• [Task brief]: Please say how many lines of the listing hold "arrow", with no other words in the answer.

• [Dataset records]:

··········

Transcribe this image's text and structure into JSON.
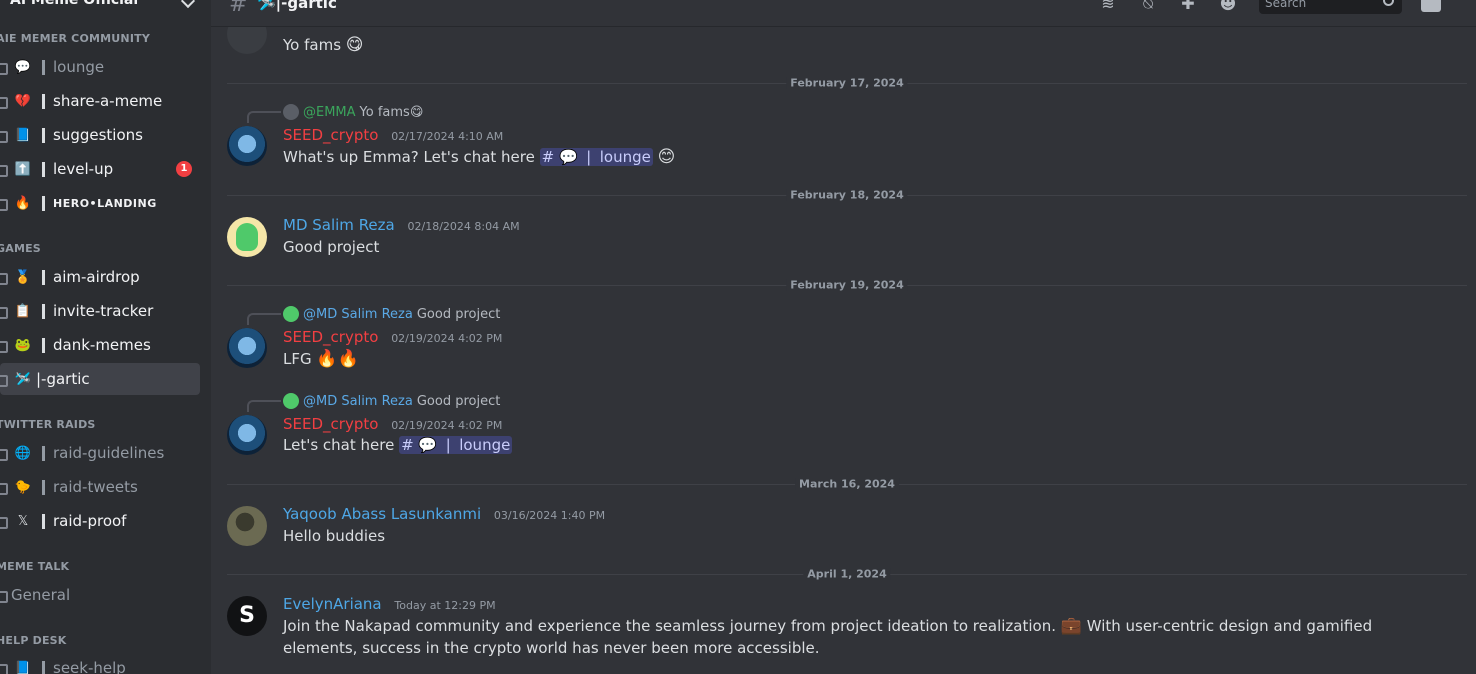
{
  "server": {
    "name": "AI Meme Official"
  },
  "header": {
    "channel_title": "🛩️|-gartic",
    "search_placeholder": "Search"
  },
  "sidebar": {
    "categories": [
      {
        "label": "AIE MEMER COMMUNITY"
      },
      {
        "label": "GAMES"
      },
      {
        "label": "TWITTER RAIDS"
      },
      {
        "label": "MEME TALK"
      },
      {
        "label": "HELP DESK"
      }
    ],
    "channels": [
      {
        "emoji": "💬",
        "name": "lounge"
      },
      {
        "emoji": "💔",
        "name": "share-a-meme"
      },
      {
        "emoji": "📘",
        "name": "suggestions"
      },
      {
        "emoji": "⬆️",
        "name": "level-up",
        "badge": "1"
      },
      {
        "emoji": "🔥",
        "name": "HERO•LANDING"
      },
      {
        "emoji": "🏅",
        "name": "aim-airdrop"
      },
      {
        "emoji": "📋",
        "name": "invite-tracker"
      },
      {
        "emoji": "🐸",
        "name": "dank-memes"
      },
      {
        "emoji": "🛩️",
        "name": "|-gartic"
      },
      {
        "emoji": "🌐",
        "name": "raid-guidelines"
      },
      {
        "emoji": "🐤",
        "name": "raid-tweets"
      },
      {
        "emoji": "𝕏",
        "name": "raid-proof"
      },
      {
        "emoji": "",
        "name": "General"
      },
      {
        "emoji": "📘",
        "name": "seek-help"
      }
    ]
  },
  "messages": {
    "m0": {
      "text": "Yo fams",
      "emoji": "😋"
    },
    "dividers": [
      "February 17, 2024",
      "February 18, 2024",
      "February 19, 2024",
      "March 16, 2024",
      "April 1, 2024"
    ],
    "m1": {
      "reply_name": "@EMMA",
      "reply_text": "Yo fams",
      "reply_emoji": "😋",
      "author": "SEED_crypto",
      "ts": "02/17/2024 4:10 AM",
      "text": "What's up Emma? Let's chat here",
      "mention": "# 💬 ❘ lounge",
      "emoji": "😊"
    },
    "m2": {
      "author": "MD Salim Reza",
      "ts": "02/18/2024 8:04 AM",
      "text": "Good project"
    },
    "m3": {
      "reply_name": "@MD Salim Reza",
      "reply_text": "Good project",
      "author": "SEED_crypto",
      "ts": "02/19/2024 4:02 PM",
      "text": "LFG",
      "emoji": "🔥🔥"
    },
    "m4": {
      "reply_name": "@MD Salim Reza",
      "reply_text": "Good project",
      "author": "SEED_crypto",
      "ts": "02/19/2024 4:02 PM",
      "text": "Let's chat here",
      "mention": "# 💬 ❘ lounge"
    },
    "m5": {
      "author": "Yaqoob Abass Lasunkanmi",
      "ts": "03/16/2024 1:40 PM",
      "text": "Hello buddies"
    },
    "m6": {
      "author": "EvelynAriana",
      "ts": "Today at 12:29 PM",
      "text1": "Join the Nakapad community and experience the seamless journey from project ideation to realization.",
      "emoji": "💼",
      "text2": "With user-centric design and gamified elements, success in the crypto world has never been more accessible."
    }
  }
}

··········

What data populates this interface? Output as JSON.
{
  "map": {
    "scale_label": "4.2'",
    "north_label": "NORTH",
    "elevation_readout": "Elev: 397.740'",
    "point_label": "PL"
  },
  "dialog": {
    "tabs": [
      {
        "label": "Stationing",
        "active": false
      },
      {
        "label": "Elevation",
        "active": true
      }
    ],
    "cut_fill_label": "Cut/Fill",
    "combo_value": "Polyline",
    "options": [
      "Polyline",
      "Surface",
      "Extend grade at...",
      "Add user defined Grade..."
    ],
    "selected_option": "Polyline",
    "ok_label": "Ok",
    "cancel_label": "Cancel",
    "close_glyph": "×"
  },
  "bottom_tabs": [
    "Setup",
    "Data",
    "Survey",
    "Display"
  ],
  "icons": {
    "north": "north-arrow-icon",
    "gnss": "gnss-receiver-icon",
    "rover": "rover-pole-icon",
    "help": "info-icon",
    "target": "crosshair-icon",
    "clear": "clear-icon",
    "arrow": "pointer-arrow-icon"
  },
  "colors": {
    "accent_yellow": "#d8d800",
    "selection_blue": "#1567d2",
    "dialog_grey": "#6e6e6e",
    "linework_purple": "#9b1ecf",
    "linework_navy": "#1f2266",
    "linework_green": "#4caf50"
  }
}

··········

• [Completed exercise]: 2